** Directions for this task **
Omit all images. Transcribe the rest of the material below exactly.

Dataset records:
* Start *
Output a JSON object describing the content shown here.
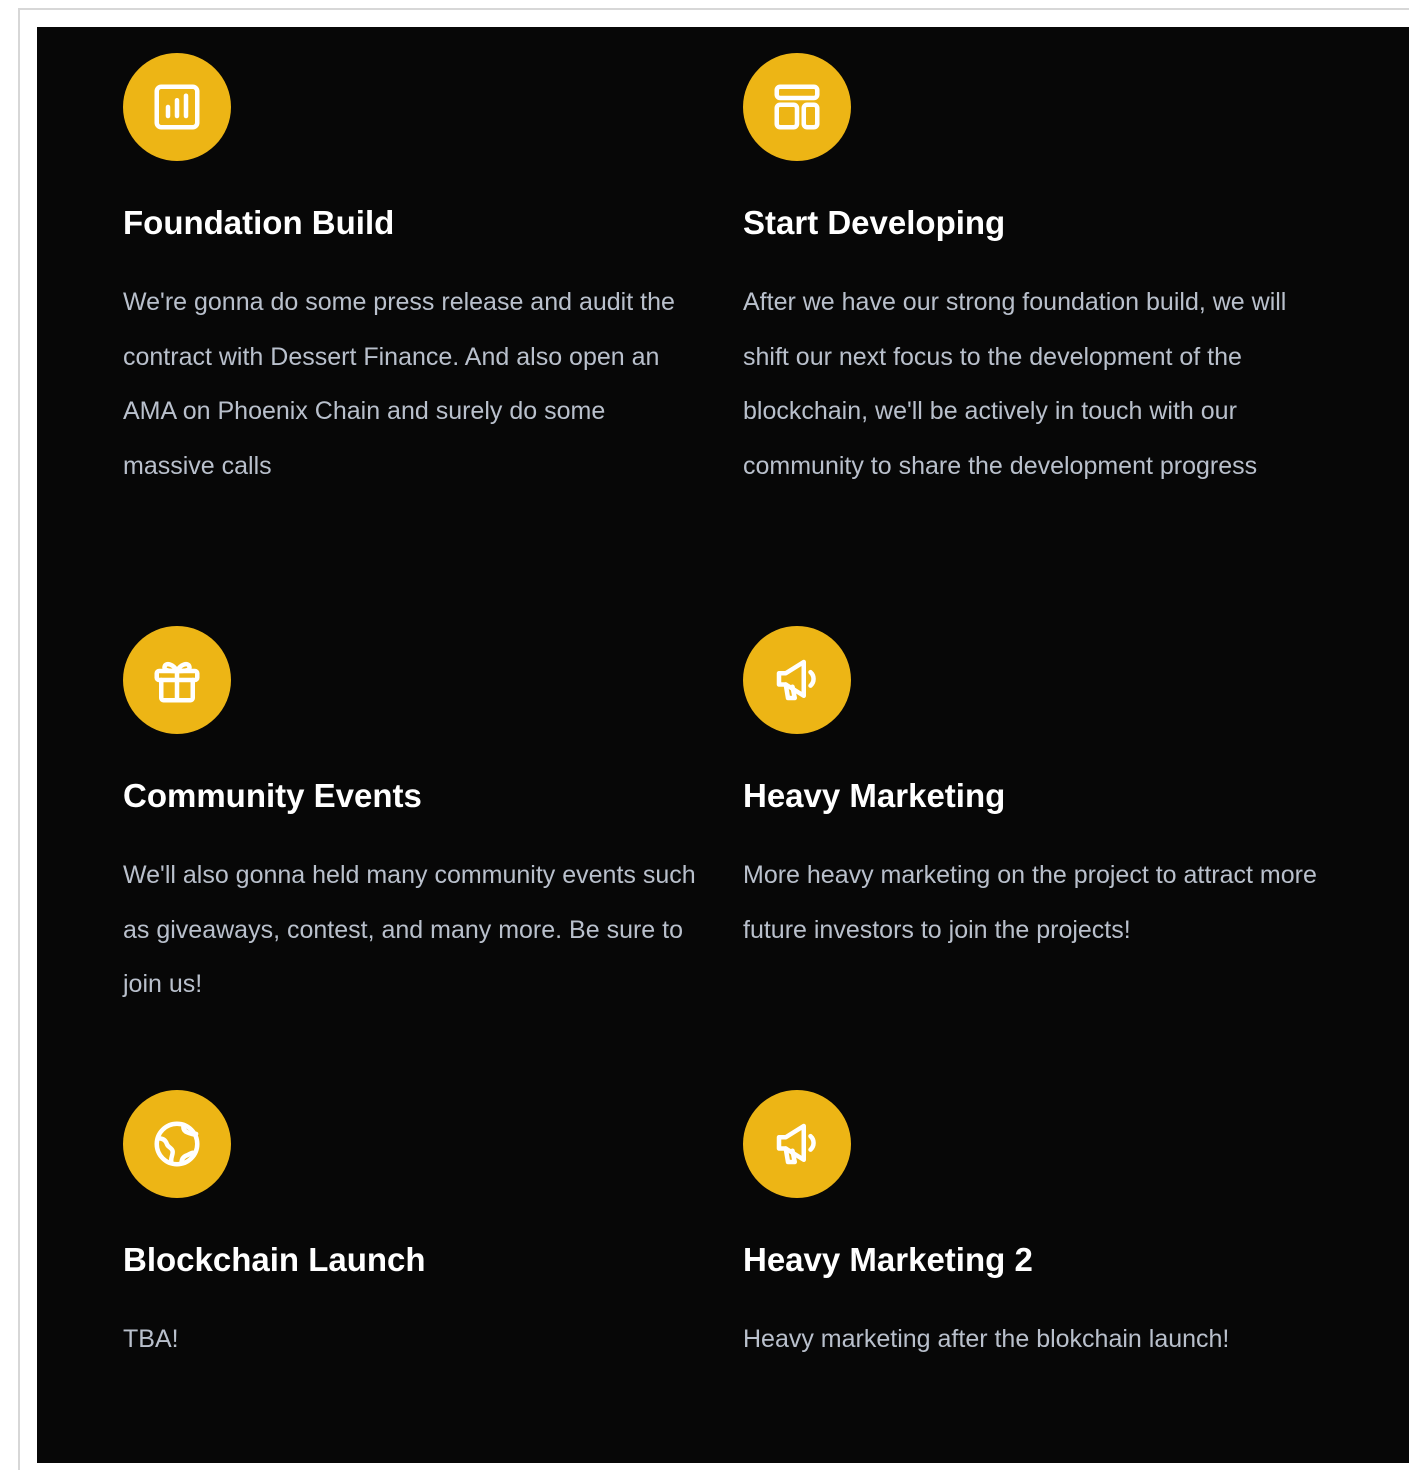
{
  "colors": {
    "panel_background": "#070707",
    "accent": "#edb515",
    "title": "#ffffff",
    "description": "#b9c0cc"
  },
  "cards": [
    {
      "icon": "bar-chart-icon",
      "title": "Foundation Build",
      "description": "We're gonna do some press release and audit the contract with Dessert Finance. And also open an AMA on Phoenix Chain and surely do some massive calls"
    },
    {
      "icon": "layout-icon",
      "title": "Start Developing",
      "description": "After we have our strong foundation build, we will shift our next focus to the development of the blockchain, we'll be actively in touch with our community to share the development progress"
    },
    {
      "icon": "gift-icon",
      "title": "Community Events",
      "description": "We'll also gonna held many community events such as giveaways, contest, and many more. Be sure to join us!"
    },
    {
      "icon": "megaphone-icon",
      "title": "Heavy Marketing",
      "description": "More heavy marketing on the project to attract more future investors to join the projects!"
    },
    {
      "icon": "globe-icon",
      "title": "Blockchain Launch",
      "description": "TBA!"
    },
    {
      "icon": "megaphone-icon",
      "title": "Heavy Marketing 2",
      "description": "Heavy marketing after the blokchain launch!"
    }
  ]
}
* End *
** Answer to this task **
Output a JSON object describing the content shown here.
{
  "colors": {
    "panel_background": "#070707",
    "accent": "#edb515",
    "title": "#ffffff",
    "description": "#b9c0cc"
  },
  "cards": [
    {
      "icon": "bar-chart-icon",
      "title": "Foundation Build",
      "description": "We're gonna do some press release and audit the contract with Dessert Finance. And also open an AMA on Phoenix Chain and surely do some massive calls"
    },
    {
      "icon": "layout-icon",
      "title": "Start Developing",
      "description": "After we have our strong foundation build, we will shift our next focus to the development of the blockchain, we'll be actively in touch with our community to share the development progress"
    },
    {
      "icon": "gift-icon",
      "title": "Community Events",
      "description": "We'll also gonna held many community events such as giveaways, contest, and many more. Be sure to join us!"
    },
    {
      "icon": "megaphone-icon",
      "title": "Heavy Marketing",
      "description": "More heavy marketing on the project to attract more future investors to join the projects!"
    },
    {
      "icon": "globe-icon",
      "title": "Blockchain Launch",
      "description": "TBA!"
    },
    {
      "icon": "megaphone-icon",
      "title": "Heavy Marketing 2",
      "description": "Heavy marketing after the blokchain launch!"
    }
  ]
}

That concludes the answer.